What is needed: Please retype the data in full and exactly; the pictures are not part of the copy.

(Stored entries)

┌────────

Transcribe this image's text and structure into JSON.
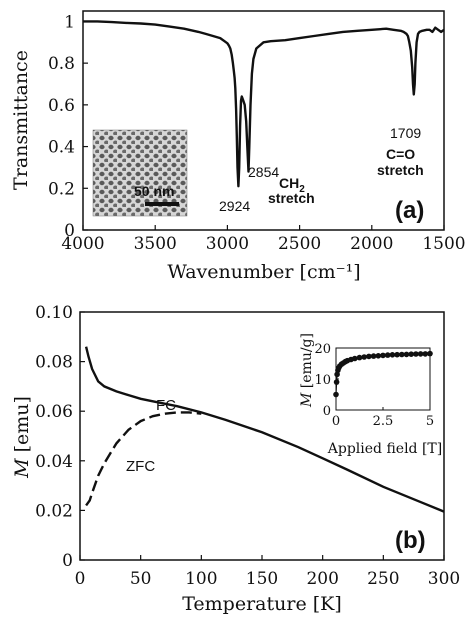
{
  "chart_data": [
    {
      "type": "line",
      "panel": "(a)",
      "xlabel": "Wavenumber [cm⁻¹]",
      "ylabel": "Transmittance",
      "xlim": [
        4000,
        1500
      ],
      "ylim": [
        0,
        1.05
      ],
      "x_ticks": [
        "4000",
        "3500",
        "3000",
        "2500",
        "2000",
        "1500"
      ],
      "y_ticks": [
        "0",
        "0.2",
        "0.4",
        "0.6",
        "0.8",
        "1"
      ],
      "series": [
        {
          "x": [
            4000,
            3900,
            3800,
            3700,
            3600,
            3500,
            3400,
            3300,
            3200,
            3150,
            3100,
            3050,
            3020,
            3000,
            2990,
            2980,
            2970,
            2962,
            2955,
            2950,
            2945,
            2940,
            2935,
            2930,
            2924,
            2918,
            2912,
            2906,
            2900,
            2890,
            2880,
            2870,
            2862,
            2854,
            2848,
            2840,
            2830,
            2820,
            2800,
            2750,
            2700,
            2600,
            2500,
            2400,
            2300,
            2200,
            2100,
            2000,
            1900,
            1850,
            1800,
            1780,
            1760,
            1750,
            1740,
            1730,
            1720,
            1715,
            1709,
            1703,
            1698,
            1690,
            1680,
            1670,
            1650,
            1620,
            1600,
            1580,
            1560,
            1540,
            1520,
            1500
          ],
          "y": [
            1.0,
            1.0,
            0.997,
            0.993,
            0.99,
            0.985,
            0.975,
            0.965,
            0.95,
            0.94,
            0.93,
            0.92,
            0.905,
            0.895,
            0.885,
            0.87,
            0.84,
            0.8,
            0.76,
            0.73,
            0.68,
            0.58,
            0.45,
            0.3,
            0.21,
            0.3,
            0.5,
            0.62,
            0.64,
            0.62,
            0.6,
            0.52,
            0.4,
            0.28,
            0.4,
            0.6,
            0.75,
            0.82,
            0.87,
            0.9,
            0.905,
            0.91,
            0.92,
            0.93,
            0.94,
            0.95,
            0.955,
            0.96,
            0.965,
            0.96,
            0.955,
            0.95,
            0.94,
            0.93,
            0.9,
            0.86,
            0.78,
            0.7,
            0.65,
            0.7,
            0.8,
            0.9,
            0.94,
            0.95,
            0.955,
            0.96,
            0.96,
            0.95,
            0.97,
            0.96,
            0.95,
            0.96
          ]
        }
      ],
      "annotations": [
        {
          "text": "2924",
          "x": 2924,
          "y": 0.18
        },
        {
          "text": "2854",
          "x": 2854,
          "y": 0.33
        },
        {
          "text": "1709",
          "x": 1709,
          "y": 0.49
        },
        {
          "text_main": "CH",
          "text_sub": "2",
          "text_line2": "stretch"
        },
        {
          "text_line1": "C=O",
          "text_line2": "stretch"
        }
      ],
      "inset": {
        "scale_bar_label": "50 nm"
      }
    },
    {
      "type": "line",
      "panel": "(b)",
      "xlabel": "Temperature [K]",
      "ylabel_main": "M",
      "ylabel_unit": "[emu]",
      "xlim": [
        0,
        300
      ],
      "ylim": [
        0,
        0.1
      ],
      "x_ticks": [
        "0",
        "50",
        "100",
        "150",
        "200",
        "250",
        "300"
      ],
      "y_ticks": [
        "0",
        "0.02",
        "0.04",
        "0.06",
        "0.08",
        "0.10"
      ],
      "series": [
        {
          "name": "FC",
          "x": [
            5,
            7,
            10,
            15,
            20,
            30,
            40,
            50,
            60,
            80,
            100,
            120,
            150,
            180,
            200,
            220,
            250,
            280,
            300
          ],
          "y": [
            0.086,
            0.082,
            0.077,
            0.072,
            0.07,
            0.068,
            0.0665,
            0.065,
            0.064,
            0.062,
            0.0595,
            0.0565,
            0.0515,
            0.0455,
            0.041,
            0.0365,
            0.0295,
            0.0235,
            0.0195
          ]
        },
        {
          "name": "ZFC",
          "x": [
            5,
            8,
            10,
            15,
            20,
            25,
            30,
            40,
            50,
            60,
            70,
            80,
            90,
            100
          ],
          "y": [
            0.022,
            0.024,
            0.027,
            0.034,
            0.039,
            0.043,
            0.047,
            0.0525,
            0.056,
            0.058,
            0.059,
            0.0595,
            0.0595,
            0.059
          ]
        }
      ],
      "inset": {
        "xlabel": "Applied field [T]",
        "ylabel_main": "M",
        "ylabel_unit": "[emu/g]",
        "xlim": [
          0,
          5
        ],
        "ylim": [
          0,
          20
        ],
        "x_ticks": [
          "0",
          "2.5",
          "5"
        ],
        "y_ticks": [
          "0",
          "10",
          "20"
        ],
        "points": {
          "x": [
            0.0,
            0.03,
            0.06,
            0.1,
            0.15,
            0.2,
            0.3,
            0.4,
            0.5,
            0.6,
            0.8,
            1.0,
            1.25,
            1.5,
            1.75,
            2.0,
            2.25,
            2.5,
            2.75,
            3.0,
            3.25,
            3.5,
            3.75,
            4.0,
            4.25,
            4.5,
            4.75,
            5.0
          ],
          "y": [
            5.0,
            9.0,
            11.5,
            12.8,
            13.6,
            14.2,
            14.8,
            15.2,
            15.6,
            15.9,
            16.3,
            16.6,
            16.9,
            17.1,
            17.3,
            17.4,
            17.5,
            17.6,
            17.7,
            17.8,
            17.85,
            17.9,
            17.95,
            18.0,
            18.05,
            18.1,
            18.1,
            18.2
          ]
        }
      }
    }
  ]
}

└────────

The completed task:
Transcribe this image's text and structure into JSON.
{
  "chart_data": [
    {
      "type": "line",
      "panel": "(a)",
      "xlabel": "Wavenumber [cm⁻¹]",
      "ylabel": "Transmittance",
      "xlim": [
        4000,
        1500
      ],
      "ylim": [
        0,
        1.05
      ],
      "x_ticks": [
        "4000",
        "3500",
        "3000",
        "2500",
        "2000",
        "1500"
      ],
      "y_ticks": [
        "0",
        "0.2",
        "0.4",
        "0.6",
        "0.8",
        "1"
      ],
      "series": [
        {
          "x": [
            4000,
            3900,
            3800,
            3700,
            3600,
            3500,
            3400,
            3300,
            3200,
            3150,
            3100,
            3050,
            3020,
            3000,
            2990,
            2980,
            2970,
            2962,
            2955,
            2950,
            2945,
            2940,
            2935,
            2930,
            2924,
            2918,
            2912,
            2906,
            2900,
            2890,
            2880,
            2870,
            2862,
            2854,
            2848,
            2840,
            2830,
            2820,
            2800,
            2750,
            2700,
            2600,
            2500,
            2400,
            2300,
            2200,
            2100,
            2000,
            1900,
            1850,
            1800,
            1780,
            1760,
            1750,
            1740,
            1730,
            1720,
            1715,
            1709,
            1703,
            1698,
            1690,
            1680,
            1670,
            1650,
            1620,
            1600,
            1580,
            1560,
            1540,
            1520,
            1500
          ],
          "y": [
            1.0,
            1.0,
            0.997,
            0.993,
            0.99,
            0.985,
            0.975,
            0.965,
            0.95,
            0.94,
            0.93,
            0.92,
            0.905,
            0.895,
            0.885,
            0.87,
            0.84,
            0.8,
            0.76,
            0.73,
            0.68,
            0.58,
            0.45,
            0.3,
            0.21,
            0.3,
            0.5,
            0.62,
            0.64,
            0.62,
            0.6,
            0.52,
            0.4,
            0.28,
            0.4,
            0.6,
            0.75,
            0.82,
            0.87,
            0.9,
            0.905,
            0.91,
            0.92,
            0.93,
            0.94,
            0.95,
            0.955,
            0.96,
            0.965,
            0.96,
            0.955,
            0.95,
            0.94,
            0.93,
            0.9,
            0.86,
            0.78,
            0.7,
            0.65,
            0.7,
            0.8,
            0.9,
            0.94,
            0.95,
            0.955,
            0.96,
            0.96,
            0.95,
            0.97,
            0.96,
            0.95,
            0.96
          ]
        }
      ],
      "annotations": [
        {
          "text": "2924",
          "x": 2924,
          "y": 0.18
        },
        {
          "text": "2854",
          "x": 2854,
          "y": 0.33
        },
        {
          "text": "1709",
          "x": 1709,
          "y": 0.49
        },
        {
          "text_main": "CH",
          "text_sub": "2",
          "text_line2": "stretch"
        },
        {
          "text_line1": "C=O",
          "text_line2": "stretch"
        }
      ],
      "inset": {
        "scale_bar_label": "50 nm"
      }
    },
    {
      "type": "line",
      "panel": "(b)",
      "xlabel": "Temperature [K]",
      "ylabel_main": "M",
      "ylabel_unit": "[emu]",
      "xlim": [
        0,
        300
      ],
      "ylim": [
        0,
        0.1
      ],
      "x_ticks": [
        "0",
        "50",
        "100",
        "150",
        "200",
        "250",
        "300"
      ],
      "y_ticks": [
        "0",
        "0.02",
        "0.04",
        "0.06",
        "0.08",
        "0.10"
      ],
      "series": [
        {
          "name": "FC",
          "x": [
            5,
            7,
            10,
            15,
            20,
            30,
            40,
            50,
            60,
            80,
            100,
            120,
            150,
            180,
            200,
            220,
            250,
            280,
            300
          ],
          "y": [
            0.086,
            0.082,
            0.077,
            0.072,
            0.07,
            0.068,
            0.0665,
            0.065,
            0.064,
            0.062,
            0.0595,
            0.0565,
            0.0515,
            0.0455,
            0.041,
            0.0365,
            0.0295,
            0.0235,
            0.0195
          ]
        },
        {
          "name": "ZFC",
          "x": [
            5,
            8,
            10,
            15,
            20,
            25,
            30,
            40,
            50,
            60,
            70,
            80,
            90,
            100
          ],
          "y": [
            0.022,
            0.024,
            0.027,
            0.034,
            0.039,
            0.043,
            0.047,
            0.0525,
            0.056,
            0.058,
            0.059,
            0.0595,
            0.0595,
            0.059
          ]
        }
      ],
      "inset": {
        "xlabel": "Applied field [T]",
        "ylabel_main": "M",
        "ylabel_unit": "[emu/g]",
        "xlim": [
          0,
          5
        ],
        "ylim": [
          0,
          20
        ],
        "x_ticks": [
          "0",
          "2.5",
          "5"
        ],
        "y_ticks": [
          "0",
          "10",
          "20"
        ],
        "points": {
          "x": [
            0.0,
            0.03,
            0.06,
            0.1,
            0.15,
            0.2,
            0.3,
            0.4,
            0.5,
            0.6,
            0.8,
            1.0,
            1.25,
            1.5,
            1.75,
            2.0,
            2.25,
            2.5,
            2.75,
            3.0,
            3.25,
            3.5,
            3.75,
            4.0,
            4.25,
            4.5,
            4.75,
            5.0
          ],
          "y": [
            5.0,
            9.0,
            11.5,
            12.8,
            13.6,
            14.2,
            14.8,
            15.2,
            15.6,
            15.9,
            16.3,
            16.6,
            16.9,
            17.1,
            17.3,
            17.4,
            17.5,
            17.6,
            17.7,
            17.8,
            17.85,
            17.9,
            17.95,
            18.0,
            18.05,
            18.1,
            18.1,
            18.2
          ]
        }
      }
    }
  ]
}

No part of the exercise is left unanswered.